* **Exercise objective**: Identify all lines below that hold "title" and collect them.

* **Records for the task**:
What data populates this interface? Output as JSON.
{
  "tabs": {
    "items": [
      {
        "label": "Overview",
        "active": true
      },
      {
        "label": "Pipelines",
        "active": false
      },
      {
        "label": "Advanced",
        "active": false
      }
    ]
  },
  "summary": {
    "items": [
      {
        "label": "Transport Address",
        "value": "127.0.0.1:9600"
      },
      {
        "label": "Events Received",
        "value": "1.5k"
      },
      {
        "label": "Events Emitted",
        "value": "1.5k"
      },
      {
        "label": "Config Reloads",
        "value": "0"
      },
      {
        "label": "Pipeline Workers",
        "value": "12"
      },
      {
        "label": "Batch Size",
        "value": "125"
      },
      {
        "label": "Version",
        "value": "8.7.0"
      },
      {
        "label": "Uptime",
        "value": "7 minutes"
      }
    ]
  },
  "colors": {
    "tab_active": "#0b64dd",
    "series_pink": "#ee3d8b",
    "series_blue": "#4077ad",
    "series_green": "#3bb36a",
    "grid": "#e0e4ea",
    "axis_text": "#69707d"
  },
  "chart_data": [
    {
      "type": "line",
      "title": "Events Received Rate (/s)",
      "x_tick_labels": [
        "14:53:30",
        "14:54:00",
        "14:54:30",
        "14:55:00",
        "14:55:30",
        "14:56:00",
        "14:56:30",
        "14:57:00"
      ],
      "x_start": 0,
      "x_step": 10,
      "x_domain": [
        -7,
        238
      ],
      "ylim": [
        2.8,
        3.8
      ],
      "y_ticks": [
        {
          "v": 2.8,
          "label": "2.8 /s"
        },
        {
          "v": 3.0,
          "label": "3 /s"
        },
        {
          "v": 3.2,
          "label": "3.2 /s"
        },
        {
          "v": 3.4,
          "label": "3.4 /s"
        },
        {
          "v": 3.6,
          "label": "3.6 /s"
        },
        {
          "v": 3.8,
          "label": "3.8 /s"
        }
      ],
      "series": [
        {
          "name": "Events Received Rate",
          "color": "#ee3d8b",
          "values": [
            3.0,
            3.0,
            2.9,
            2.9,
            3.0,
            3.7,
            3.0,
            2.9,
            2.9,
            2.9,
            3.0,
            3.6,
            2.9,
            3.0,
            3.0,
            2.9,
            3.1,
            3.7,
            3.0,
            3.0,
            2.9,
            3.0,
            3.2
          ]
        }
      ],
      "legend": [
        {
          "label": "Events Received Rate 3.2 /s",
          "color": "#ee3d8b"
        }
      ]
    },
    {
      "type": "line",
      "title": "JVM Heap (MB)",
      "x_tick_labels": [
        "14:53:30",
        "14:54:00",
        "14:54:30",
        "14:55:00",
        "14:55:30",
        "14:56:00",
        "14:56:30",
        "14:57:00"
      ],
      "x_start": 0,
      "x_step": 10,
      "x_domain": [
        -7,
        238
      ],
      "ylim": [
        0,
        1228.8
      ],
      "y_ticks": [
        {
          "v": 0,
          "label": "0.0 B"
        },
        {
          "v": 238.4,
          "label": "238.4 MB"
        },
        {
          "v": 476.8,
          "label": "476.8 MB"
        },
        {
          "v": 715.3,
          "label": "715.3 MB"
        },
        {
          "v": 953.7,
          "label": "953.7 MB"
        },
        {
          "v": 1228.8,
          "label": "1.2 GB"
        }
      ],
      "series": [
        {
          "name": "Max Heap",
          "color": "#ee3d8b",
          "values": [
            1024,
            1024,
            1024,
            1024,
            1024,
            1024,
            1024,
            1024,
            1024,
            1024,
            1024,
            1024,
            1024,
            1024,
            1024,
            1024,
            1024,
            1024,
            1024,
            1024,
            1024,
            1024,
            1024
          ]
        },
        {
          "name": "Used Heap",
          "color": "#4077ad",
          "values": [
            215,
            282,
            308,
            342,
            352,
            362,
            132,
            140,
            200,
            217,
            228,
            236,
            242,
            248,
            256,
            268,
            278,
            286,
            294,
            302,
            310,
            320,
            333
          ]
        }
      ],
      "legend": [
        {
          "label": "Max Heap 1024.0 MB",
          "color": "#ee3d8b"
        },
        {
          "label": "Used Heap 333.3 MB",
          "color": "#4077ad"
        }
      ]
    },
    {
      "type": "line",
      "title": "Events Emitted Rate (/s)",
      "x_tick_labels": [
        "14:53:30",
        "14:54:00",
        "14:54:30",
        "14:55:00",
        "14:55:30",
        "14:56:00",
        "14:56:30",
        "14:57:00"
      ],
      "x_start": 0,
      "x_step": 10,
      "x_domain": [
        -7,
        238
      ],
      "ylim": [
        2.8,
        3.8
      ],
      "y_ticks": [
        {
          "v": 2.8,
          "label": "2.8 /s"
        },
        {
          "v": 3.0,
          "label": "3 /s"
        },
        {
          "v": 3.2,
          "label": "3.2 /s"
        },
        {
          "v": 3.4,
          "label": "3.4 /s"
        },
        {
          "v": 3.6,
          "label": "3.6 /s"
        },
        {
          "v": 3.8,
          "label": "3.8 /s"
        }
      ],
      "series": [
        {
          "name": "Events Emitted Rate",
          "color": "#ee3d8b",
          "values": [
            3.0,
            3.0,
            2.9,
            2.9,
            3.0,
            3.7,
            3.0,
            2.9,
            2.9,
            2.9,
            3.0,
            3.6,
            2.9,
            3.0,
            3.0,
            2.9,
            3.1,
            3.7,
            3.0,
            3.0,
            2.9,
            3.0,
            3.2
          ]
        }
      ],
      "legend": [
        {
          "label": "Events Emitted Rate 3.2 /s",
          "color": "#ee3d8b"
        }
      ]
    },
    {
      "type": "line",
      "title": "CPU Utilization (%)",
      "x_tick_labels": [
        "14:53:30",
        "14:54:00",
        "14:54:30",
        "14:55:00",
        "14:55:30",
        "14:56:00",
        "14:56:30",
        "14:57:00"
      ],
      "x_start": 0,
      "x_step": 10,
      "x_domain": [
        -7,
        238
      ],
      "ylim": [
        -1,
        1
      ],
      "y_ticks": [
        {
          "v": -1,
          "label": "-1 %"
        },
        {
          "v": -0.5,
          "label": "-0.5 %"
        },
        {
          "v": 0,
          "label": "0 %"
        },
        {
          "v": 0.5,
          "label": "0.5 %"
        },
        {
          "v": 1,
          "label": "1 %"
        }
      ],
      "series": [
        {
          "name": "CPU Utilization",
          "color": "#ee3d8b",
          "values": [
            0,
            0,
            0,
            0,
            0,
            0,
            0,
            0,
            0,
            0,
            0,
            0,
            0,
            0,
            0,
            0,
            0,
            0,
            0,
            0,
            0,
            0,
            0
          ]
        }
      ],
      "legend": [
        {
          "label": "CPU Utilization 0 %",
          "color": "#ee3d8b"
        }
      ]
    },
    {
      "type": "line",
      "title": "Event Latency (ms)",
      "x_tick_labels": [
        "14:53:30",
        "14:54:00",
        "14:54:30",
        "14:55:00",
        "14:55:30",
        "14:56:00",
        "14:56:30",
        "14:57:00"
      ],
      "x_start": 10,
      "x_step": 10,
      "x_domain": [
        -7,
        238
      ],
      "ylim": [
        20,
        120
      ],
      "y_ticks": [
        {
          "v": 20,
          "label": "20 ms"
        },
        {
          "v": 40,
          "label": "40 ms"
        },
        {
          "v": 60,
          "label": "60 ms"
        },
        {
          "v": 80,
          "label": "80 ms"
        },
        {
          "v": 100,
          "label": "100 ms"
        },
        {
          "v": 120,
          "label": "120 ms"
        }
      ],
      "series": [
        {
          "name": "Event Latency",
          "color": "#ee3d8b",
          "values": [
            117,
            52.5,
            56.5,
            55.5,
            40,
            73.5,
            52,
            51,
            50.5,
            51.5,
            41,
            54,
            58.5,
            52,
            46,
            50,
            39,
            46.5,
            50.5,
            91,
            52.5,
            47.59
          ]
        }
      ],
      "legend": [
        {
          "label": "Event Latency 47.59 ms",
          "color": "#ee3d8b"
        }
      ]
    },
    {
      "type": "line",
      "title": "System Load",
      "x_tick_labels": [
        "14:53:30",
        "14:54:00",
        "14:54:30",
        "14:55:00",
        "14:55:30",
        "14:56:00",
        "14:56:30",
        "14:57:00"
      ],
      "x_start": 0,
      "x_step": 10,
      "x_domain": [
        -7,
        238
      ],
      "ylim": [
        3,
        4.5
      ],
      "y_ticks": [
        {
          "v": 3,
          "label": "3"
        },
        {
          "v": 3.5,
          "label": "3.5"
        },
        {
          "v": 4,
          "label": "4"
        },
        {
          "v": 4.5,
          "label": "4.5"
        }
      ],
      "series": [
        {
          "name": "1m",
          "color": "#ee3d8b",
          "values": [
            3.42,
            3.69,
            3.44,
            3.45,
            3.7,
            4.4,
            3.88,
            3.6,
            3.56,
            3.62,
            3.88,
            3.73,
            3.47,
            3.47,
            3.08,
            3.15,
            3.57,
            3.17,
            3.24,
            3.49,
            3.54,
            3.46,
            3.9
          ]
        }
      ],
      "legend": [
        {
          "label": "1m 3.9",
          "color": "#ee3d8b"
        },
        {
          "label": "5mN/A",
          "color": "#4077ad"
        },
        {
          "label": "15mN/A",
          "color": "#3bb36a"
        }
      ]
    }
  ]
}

* **The completed task**:
      "title": "Events Received Rate (/s)",
      "title": "JVM Heap (MB)",
      "title": "Events Emitted Rate (/s)",
      "title": "CPU Utilization (%)",
      "title": "Event Latency (ms)",
      "title": "System Load",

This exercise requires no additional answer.